→ **DATASET RECORDS**
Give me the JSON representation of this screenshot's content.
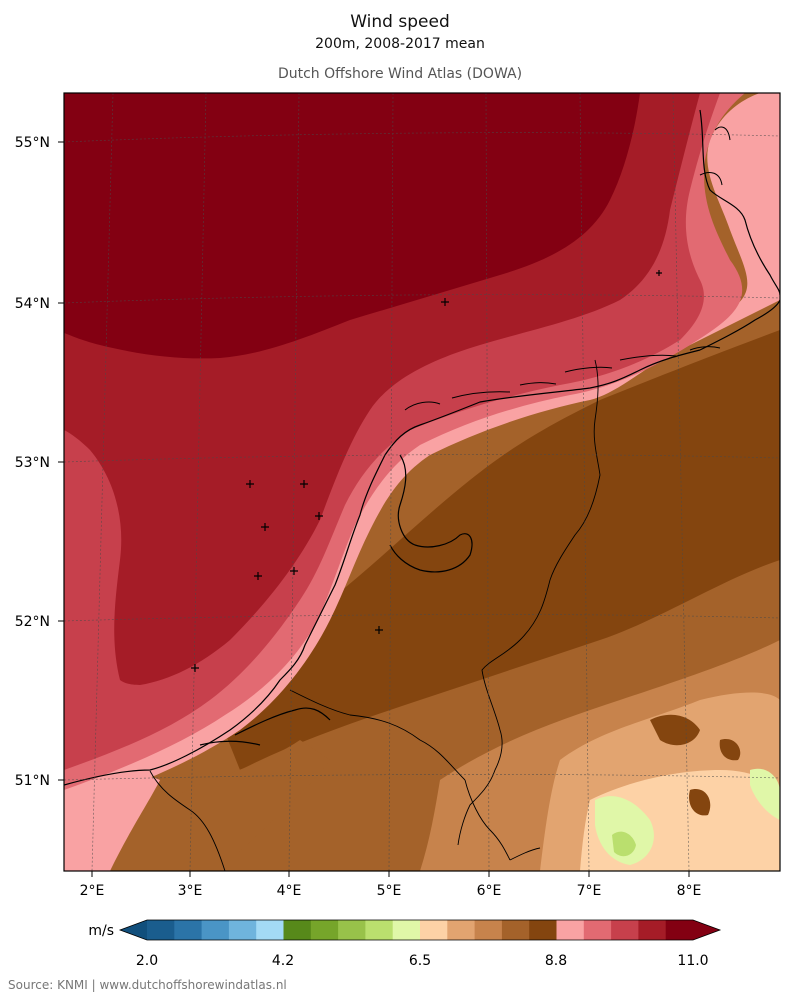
{
  "header": {
    "title": "Wind speed",
    "subtitle": "200m, 2008-2017 mean",
    "dataset": "Dutch Offshore Wind Atlas (DOWA)"
  },
  "map": {
    "lat_labels": [
      "55°N",
      "54°N",
      "53°N",
      "52°N",
      "51°N"
    ],
    "lon_labels": [
      "2°E",
      "3°E",
      "4°E",
      "5°E",
      "6°E",
      "7°E",
      "8°E"
    ]
  },
  "legend": {
    "unit": "m/s",
    "tick_labels": [
      "2.0",
      "4.2",
      "6.5",
      "8.8",
      "11.0"
    ],
    "colors": [
      "#1a5d8e",
      "#2b74a8",
      "#4a95c6",
      "#6fb4dd",
      "#a3daf5",
      "#57891a",
      "#76a52a",
      "#98c24a",
      "#badf6e",
      "#e0f7a8",
      "#fdd2a6",
      "#e2a470",
      "#c7834c",
      "#a4622a",
      "#84450f",
      "#f9a2a3",
      "#e26a72",
      "#c7404c",
      "#a51c27",
      "#830012"
    ]
  },
  "footer": {
    "credit": "Source: KNMI | www.dutchoffshorewindatlas.nl"
  }
}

→ **PROBLEM DETAILS**
Transcribe the records above verbatim. Do not carry over any picture.

→ **REPLY**
Give me the JSON representation of this screenshot's content.
{
  "header": {
    "title": "Wind speed",
    "subtitle": "200m, 2008-2017 mean",
    "dataset": "Dutch Offshore Wind Atlas (DOWA)"
  },
  "map": {
    "lat_labels": [
      "55°N",
      "54°N",
      "53°N",
      "52°N",
      "51°N"
    ],
    "lon_labels": [
      "2°E",
      "3°E",
      "4°E",
      "5°E",
      "6°E",
      "7°E",
      "8°E"
    ]
  },
  "legend": {
    "unit": "m/s",
    "tick_labels": [
      "2.0",
      "4.2",
      "6.5",
      "8.8",
      "11.0"
    ],
    "colors": [
      "#1a5d8e",
      "#2b74a8",
      "#4a95c6",
      "#6fb4dd",
      "#a3daf5",
      "#57891a",
      "#76a52a",
      "#98c24a",
      "#badf6e",
      "#e0f7a8",
      "#fdd2a6",
      "#e2a470",
      "#c7834c",
      "#a4622a",
      "#84450f",
      "#f9a2a3",
      "#e26a72",
      "#c7404c",
      "#a51c27",
      "#830012"
    ]
  },
  "footer": {
    "credit": "Source: KNMI | www.dutchoffshorewindatlas.nl"
  }
}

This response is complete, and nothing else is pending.